Task objective: Find and copy every line in the records that includes the string "horizontal".

Task inputs:
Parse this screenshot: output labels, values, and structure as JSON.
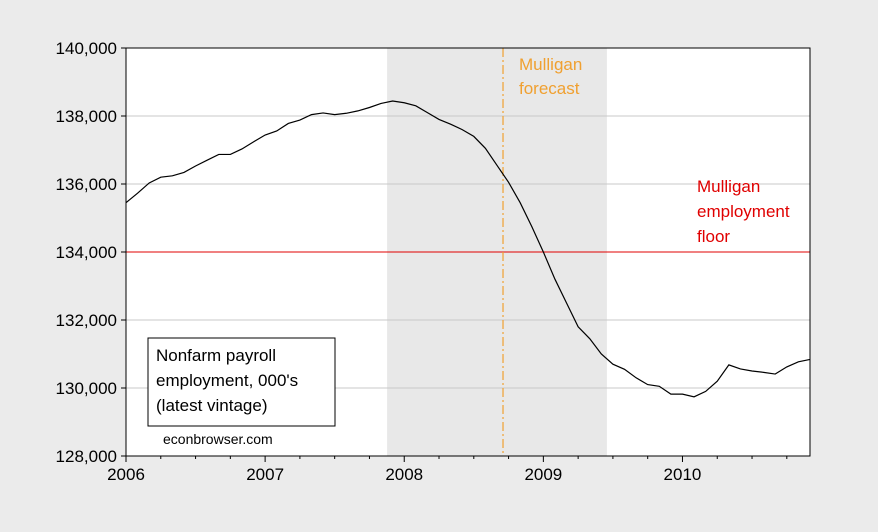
{
  "chart_data": {
    "type": "line",
    "title": "",
    "xlabel": "",
    "ylabel": "",
    "xlim": [
      2006.0,
      2010.9167
    ],
    "ylim": [
      128000,
      140000
    ],
    "y_ticks": [
      128000,
      130000,
      132000,
      134000,
      136000,
      138000,
      140000
    ],
    "y_tick_labels": [
      "128,000",
      "130,000",
      "132,000",
      "134,000",
      "136,000",
      "138,000",
      "140,000"
    ],
    "x_ticks": [
      2006,
      2007,
      2008,
      2009,
      2010
    ],
    "x_tick_labels": [
      "2006",
      "2007",
      "2008",
      "2009",
      "2010"
    ],
    "grid": "horizontal",
    "recession_shading": {
      "start": "2007-12",
      "end": "2009-06",
      "color": "#e8e8e8"
    },
    "series": [
      {
        "name": "Nonfarm payroll employment, 000's (latest vintage)",
        "color": "#000000",
        "x": [
          "2006-01",
          "2006-02",
          "2006-03",
          "2006-04",
          "2006-05",
          "2006-06",
          "2006-07",
          "2006-08",
          "2006-09",
          "2006-10",
          "2006-11",
          "2006-12",
          "2007-01",
          "2007-02",
          "2007-03",
          "2007-04",
          "2007-05",
          "2007-06",
          "2007-07",
          "2007-08",
          "2007-09",
          "2007-10",
          "2007-11",
          "2007-12",
          "2008-01",
          "2008-02",
          "2008-03",
          "2008-04",
          "2008-05",
          "2008-06",
          "2008-07",
          "2008-08",
          "2008-09",
          "2008-10",
          "2008-11",
          "2008-12",
          "2009-01",
          "2009-02",
          "2009-03",
          "2009-04",
          "2009-05",
          "2009-06",
          "2009-07",
          "2009-08",
          "2009-09",
          "2009-10",
          "2009-11",
          "2009-12",
          "2010-01",
          "2010-02",
          "2010-03",
          "2010-04",
          "2010-05",
          "2010-06",
          "2010-07",
          "2010-08",
          "2010-09",
          "2010-10",
          "2010-11",
          "2010-12"
        ],
        "values": [
          135450,
          135730,
          136030,
          136200,
          136240,
          136340,
          136530,
          136700,
          136870,
          136870,
          137030,
          137240,
          137440,
          137560,
          137780,
          137880,
          138040,
          138090,
          138040,
          138080,
          138150,
          138250,
          138370,
          138440,
          138390,
          138300,
          138100,
          137900,
          137760,
          137600,
          137400,
          137050,
          136550,
          136050,
          135450,
          134750,
          134000,
          133200,
          132500,
          131800,
          131450,
          131000,
          130700,
          130550,
          130300,
          130100,
          130050,
          129820,
          129820,
          129740,
          129900,
          130200,
          130680,
          130560,
          130500,
          130460,
          130410,
          130620,
          130770,
          130840
        ]
      }
    ],
    "reference_lines": [
      {
        "orientation": "horizontal",
        "value": 134000,
        "color": "#e00000",
        "label": "Mulligan employment floor"
      },
      {
        "orientation": "vertical",
        "value": "2008-10",
        "color": "#f0a030",
        "style": "dash-dot",
        "label": "Mulligan forecast"
      }
    ],
    "annotations": {
      "forecast_label": [
        "Mulligan",
        "forecast"
      ],
      "floor_label": [
        "Mulligan",
        "employment",
        "floor"
      ],
      "legend_lines": [
        "Nonfarm payroll",
        "employment, 000's",
        "(latest vintage)"
      ],
      "credit": "econbrowser.com"
    },
    "colors": {
      "forecast": "#f0a030",
      "floor": "#e00000",
      "shading": "#e8e8e8",
      "grid": "#c8c8c8"
    }
  }
}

Result for this task:
    "grid": "horizontal",
        "orientation": "horizontal",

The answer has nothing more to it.